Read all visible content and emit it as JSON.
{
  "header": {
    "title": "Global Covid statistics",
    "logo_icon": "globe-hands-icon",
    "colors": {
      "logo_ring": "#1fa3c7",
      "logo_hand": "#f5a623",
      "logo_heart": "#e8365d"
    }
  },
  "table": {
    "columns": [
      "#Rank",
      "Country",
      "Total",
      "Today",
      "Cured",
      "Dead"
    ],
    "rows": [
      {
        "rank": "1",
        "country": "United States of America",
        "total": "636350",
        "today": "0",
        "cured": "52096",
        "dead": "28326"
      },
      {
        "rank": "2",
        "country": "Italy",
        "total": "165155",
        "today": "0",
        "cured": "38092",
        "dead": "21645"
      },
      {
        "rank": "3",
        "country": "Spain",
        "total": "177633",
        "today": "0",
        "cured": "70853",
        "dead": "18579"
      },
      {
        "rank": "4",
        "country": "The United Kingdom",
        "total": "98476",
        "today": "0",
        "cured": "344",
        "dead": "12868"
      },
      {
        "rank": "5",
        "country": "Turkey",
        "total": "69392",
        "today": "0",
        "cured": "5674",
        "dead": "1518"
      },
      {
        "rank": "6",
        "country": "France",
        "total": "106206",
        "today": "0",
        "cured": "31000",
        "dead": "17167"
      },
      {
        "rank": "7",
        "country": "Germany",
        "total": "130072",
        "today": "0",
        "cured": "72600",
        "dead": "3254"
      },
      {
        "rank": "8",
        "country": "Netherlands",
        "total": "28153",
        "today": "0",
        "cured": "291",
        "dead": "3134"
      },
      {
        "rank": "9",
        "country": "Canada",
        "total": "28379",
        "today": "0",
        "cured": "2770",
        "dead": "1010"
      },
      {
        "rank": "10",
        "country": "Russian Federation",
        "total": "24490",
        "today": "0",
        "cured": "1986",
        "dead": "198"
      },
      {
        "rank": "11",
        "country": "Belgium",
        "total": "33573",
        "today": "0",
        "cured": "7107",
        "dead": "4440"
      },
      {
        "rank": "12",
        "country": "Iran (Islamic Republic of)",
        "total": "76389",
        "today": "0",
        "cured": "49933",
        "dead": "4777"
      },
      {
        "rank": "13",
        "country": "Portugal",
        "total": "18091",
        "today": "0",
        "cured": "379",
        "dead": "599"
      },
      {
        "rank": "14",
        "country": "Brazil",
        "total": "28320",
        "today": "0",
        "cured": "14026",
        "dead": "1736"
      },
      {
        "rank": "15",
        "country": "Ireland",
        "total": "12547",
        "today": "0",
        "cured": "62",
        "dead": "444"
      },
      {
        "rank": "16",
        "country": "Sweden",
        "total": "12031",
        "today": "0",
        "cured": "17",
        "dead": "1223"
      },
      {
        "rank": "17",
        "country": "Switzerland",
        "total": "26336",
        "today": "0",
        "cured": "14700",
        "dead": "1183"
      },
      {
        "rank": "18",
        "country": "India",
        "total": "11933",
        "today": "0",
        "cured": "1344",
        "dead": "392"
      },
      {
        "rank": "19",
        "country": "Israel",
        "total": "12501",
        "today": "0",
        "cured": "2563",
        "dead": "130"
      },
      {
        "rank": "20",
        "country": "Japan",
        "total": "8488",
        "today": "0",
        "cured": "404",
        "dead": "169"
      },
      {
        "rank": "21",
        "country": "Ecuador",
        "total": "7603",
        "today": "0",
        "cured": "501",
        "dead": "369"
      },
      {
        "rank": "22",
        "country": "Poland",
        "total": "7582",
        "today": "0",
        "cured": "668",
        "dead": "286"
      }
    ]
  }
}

——

Pick out all lines from the data above in which the word "United" appears.

**Final result**
        "country": "United States of America",
        "country": "The United Kingdom",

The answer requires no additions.